-- Aim of the task --
Quote the whole listing word for word. Do not include the pictures.
>> START Data provided
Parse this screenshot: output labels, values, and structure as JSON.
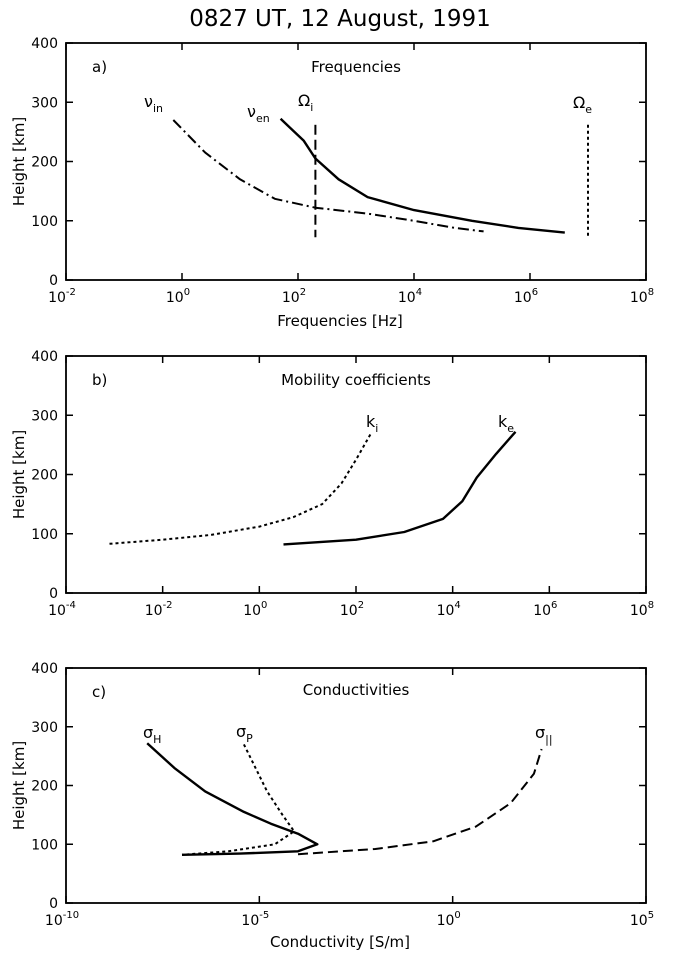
{
  "title": "0827 UT, 12 August, 1991",
  "chart_data": [
    {
      "type": "line",
      "panel": "a)",
      "title": "Frequencies",
      "xlabel": "Frequencies [Hz]",
      "ylabel": "Height [km]",
      "xscale": "log",
      "xlim_exp": [
        -2,
        8
      ],
      "ylim": [
        0,
        400
      ],
      "xticks_exp": [
        "-2",
        "0",
        "2",
        "4",
        "6",
        "8"
      ],
      "yticks": [
        "0",
        "100",
        "200",
        "300",
        "400"
      ],
      "grid": false,
      "series": [
        {
          "name": "ν",
          "sub": "in",
          "style": "dashdot",
          "points": [
            [
              -0.15,
              270
            ],
            [
              0.4,
              215
            ],
            [
              1.0,
              170
            ],
            [
              1.6,
              137
            ],
            [
              2.3,
              122
            ],
            [
              3.2,
              112
            ],
            [
              4.0,
              100
            ],
            [
              4.7,
              88
            ],
            [
              5.2,
              82
            ]
          ]
        },
        {
          "name": "ν",
          "sub": "en",
          "style": "solid",
          "points": [
            [
              1.7,
              272
            ],
            [
              2.1,
              235
            ],
            [
              2.3,
              205
            ],
            [
              2.7,
              170
            ],
            [
              3.2,
              140
            ],
            [
              4.0,
              118
            ],
            [
              5.0,
              100
            ],
            [
              5.8,
              88
            ],
            [
              6.6,
              80
            ]
          ]
        },
        {
          "name": "Ω",
          "sub": "i",
          "style": "dashed",
          "points": [
            [
              2.3,
              262
            ],
            [
              2.3,
              72
            ]
          ]
        },
        {
          "name": "Ω",
          "sub": "e",
          "style": "dotted",
          "points": [
            [
              7.0,
              262
            ],
            [
              7.0,
              72
            ]
          ]
        }
      ]
    },
    {
      "type": "line",
      "panel": "b)",
      "title": "Mobility coefficients",
      "xlabel": "",
      "ylabel": "Height [km]",
      "xscale": "log",
      "xlim_exp": [
        -4,
        8
      ],
      "ylim": [
        0,
        400
      ],
      "xticks_exp": [
        "-4",
        "-2",
        "0",
        "2",
        "4",
        "6",
        "8"
      ],
      "yticks": [
        "0",
        "100",
        "200",
        "300",
        "400"
      ],
      "grid": false,
      "series": [
        {
          "name": "k",
          "sub": "i",
          "style": "dotted",
          "points": [
            [
              -3.1,
              83
            ],
            [
              -2.0,
              90
            ],
            [
              -1.0,
              98
            ],
            [
              0.0,
              112
            ],
            [
              0.7,
              128
            ],
            [
              1.3,
              150
            ],
            [
              1.7,
              185
            ],
            [
              2.0,
              225
            ],
            [
              2.3,
              268
            ]
          ]
        },
        {
          "name": "k",
          "sub": "e",
          "style": "solid",
          "points": [
            [
              0.5,
              82
            ],
            [
              2.0,
              90
            ],
            [
              3.0,
              103
            ],
            [
              3.8,
              125
            ],
            [
              4.2,
              155
            ],
            [
              4.5,
              195
            ],
            [
              4.9,
              235
            ],
            [
              5.3,
              272
            ]
          ]
        }
      ]
    },
    {
      "type": "line",
      "panel": "c)",
      "title": "Conductivities",
      "xlabel": "Conductivity   [S/m]",
      "ylabel": "Height [km]",
      "xscale": "log",
      "xlim_exp": [
        -10,
        5
      ],
      "ylim": [
        0,
        400
      ],
      "xticks_exp": [
        "-10",
        "-5",
        "0",
        "5"
      ],
      "yticks": [
        "0",
        "100",
        "200",
        "300",
        "400"
      ],
      "grid": false,
      "series": [
        {
          "name": "σ",
          "sub": "H",
          "style": "solid",
          "points": [
            [
              -7.9,
              272
            ],
            [
              -7.2,
              230
            ],
            [
              -6.4,
              190
            ],
            [
              -5.4,
              155
            ],
            [
              -4.7,
              135
            ],
            [
              -4.0,
              118
            ],
            [
              -3.5,
              100
            ],
            [
              -4.0,
              88
            ],
            [
              -5.5,
              84
            ],
            [
              -7.0,
              82
            ]
          ]
        },
        {
          "name": "σ",
          "sub": "P",
          "style": "dotted",
          "points": [
            [
              -5.4,
              270
            ],
            [
              -5.1,
              230
            ],
            [
              -4.8,
              190
            ],
            [
              -4.4,
              150
            ],
            [
              -4.1,
              122
            ],
            [
              -4.6,
              100
            ],
            [
              -5.8,
              88
            ],
            [
              -7.0,
              82
            ]
          ]
        },
        {
          "name": "σ",
          "sub": "||",
          "style": "dashed",
          "points": [
            [
              -4.0,
              83
            ],
            [
              -2.0,
              92
            ],
            [
              -0.5,
              105
            ],
            [
              0.6,
              130
            ],
            [
              1.5,
              170
            ],
            [
              2.1,
              220
            ],
            [
              2.3,
              262
            ]
          ]
        }
      ]
    }
  ]
}
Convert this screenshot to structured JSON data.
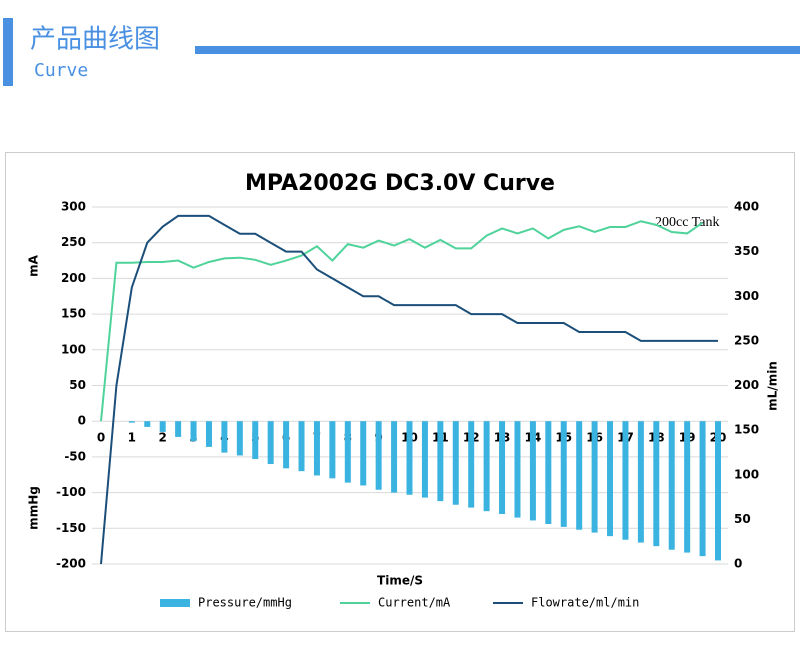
>> END Data provided
-- Reply --
Parse this screenshot: output labels, values, and structure as JSON.
{
  "title": "0827 UT, 12 August, 1991",
  "chart_data": [
    {
      "type": "line",
      "panel": "a)",
      "title": "Frequencies",
      "xlabel": "Frequencies [Hz]",
      "ylabel": "Height [km]",
      "xscale": "log",
      "xlim_exp": [
        -2,
        8
      ],
      "ylim": [
        0,
        400
      ],
      "xticks_exp": [
        "-2",
        "0",
        "2",
        "4",
        "6",
        "8"
      ],
      "yticks": [
        "0",
        "100",
        "200",
        "300",
        "400"
      ],
      "grid": false,
      "series": [
        {
          "name": "ν",
          "sub": "in",
          "style": "dashdot",
          "points": [
            [
              -0.15,
              270
            ],
            [
              0.4,
              215
            ],
            [
              1.0,
              170
            ],
            [
              1.6,
              137
            ],
            [
              2.3,
              122
            ],
            [
              3.2,
              112
            ],
            [
              4.0,
              100
            ],
            [
              4.7,
              88
            ],
            [
              5.2,
              82
            ]
          ]
        },
        {
          "name": "ν",
          "sub": "en",
          "style": "solid",
          "points": [
            [
              1.7,
              272
            ],
            [
              2.1,
              235
            ],
            [
              2.3,
              205
            ],
            [
              2.7,
              170
            ],
            [
              3.2,
              140
            ],
            [
              4.0,
              118
            ],
            [
              5.0,
              100
            ],
            [
              5.8,
              88
            ],
            [
              6.6,
              80
            ]
          ]
        },
        {
          "name": "Ω",
          "sub": "i",
          "style": "dashed",
          "points": [
            [
              2.3,
              262
            ],
            [
              2.3,
              72
            ]
          ]
        },
        {
          "name": "Ω",
          "sub": "e",
          "style": "dotted",
          "points": [
            [
              7.0,
              262
            ],
            [
              7.0,
              72
            ]
          ]
        }
      ]
    },
    {
      "type": "line",
      "panel": "b)",
      "title": "Mobility coefficients",
      "xlabel": "",
      "ylabel": "Height [km]",
      "xscale": "log",
      "xlim_exp": [
        -4,
        8
      ],
      "ylim": [
        0,
        400
      ],
      "xticks_exp": [
        "-4",
        "-2",
        "0",
        "2",
        "4",
        "6",
        "8"
      ],
      "yticks": [
        "0",
        "100",
        "200",
        "300",
        "400"
      ],
      "grid": false,
      "series": [
        {
          "name": "k",
          "sub": "i",
          "style": "dotted",
          "points": [
            [
              -3.1,
              83
            ],
            [
              -2.0,
              90
            ],
            [
              -1.0,
              98
            ],
            [
              0.0,
              112
            ],
            [
              0.7,
              128
            ],
            [
              1.3,
              150
            ],
            [
              1.7,
              185
            ],
            [
              2.0,
              225
            ],
            [
              2.3,
              268
            ]
          ]
        },
        {
          "name": "k",
          "sub": "e",
          "style": "solid",
          "points": [
            [
              0.5,
              82
            ],
            [
              2.0,
              90
            ],
            [
              3.0,
              103
            ],
            [
              3.8,
              125
            ],
            [
              4.2,
              155
            ],
            [
              4.5,
              195
            ],
            [
              4.9,
              235
            ],
            [
              5.3,
              272
            ]
          ]
        }
      ]
    },
    {
      "type": "line",
      "panel": "c)",
      "title": "Conductivities",
      "xlabel": "Conductivity   [S/m]",
      "ylabel": "Height [km]",
      "xscale": "log",
      "xlim_exp": [
        -10,
        5
      ],
      "ylim": [
        0,
        400
      ],
      "xticks_exp": [
        "-10",
        "-5",
        "0",
        "5"
      ],
      "yticks": [
        "0",
        "100",
        "200",
        "300",
        "400"
      ],
      "grid": false,
      "series": [
        {
          "name": "σ",
          "sub": "H",
          "style": "solid",
          "points": [
            [
              -7.9,
              272
            ],
            [
              -7.2,
              230
            ],
            [
              -6.4,
              190
            ],
            [
              -5.4,
              155
            ],
            [
              -4.7,
              135
            ],
            [
              -4.0,
              118
            ],
            [
              -3.5,
              100
            ],
            [
              -4.0,
              88
            ],
            [
              -5.5,
              84
            ],
            [
              -7.0,
              82
            ]
          ]
        },
        {
          "name": "σ",
          "sub": "P",
          "style": "dotted",
          "points": [
            [
              -5.4,
              270
            ],
            [
              -5.1,
              230
            ],
            [
              -4.8,
              190
            ],
            [
              -4.4,
              150
            ],
            [
              -4.1,
              122
            ],
            [
              -4.6,
              100
            ],
            [
              -5.8,
              88
            ],
            [
              -7.0,
              82
            ]
          ]
        },
        {
          "name": "σ",
          "sub": "||",
          "style": "dashed",
          "points": [
            [
              -4.0,
              83
            ],
            [
              -2.0,
              92
            ],
            [
              -0.5,
              105
            ],
            [
              0.6,
              130
            ],
            [
              1.5,
              170
            ],
            [
              2.1,
              220
            ],
            [
              2.3,
              262
            ]
          ]
        }
      ]
    }
  ]
}
Convert this screenshot to structured JSON data.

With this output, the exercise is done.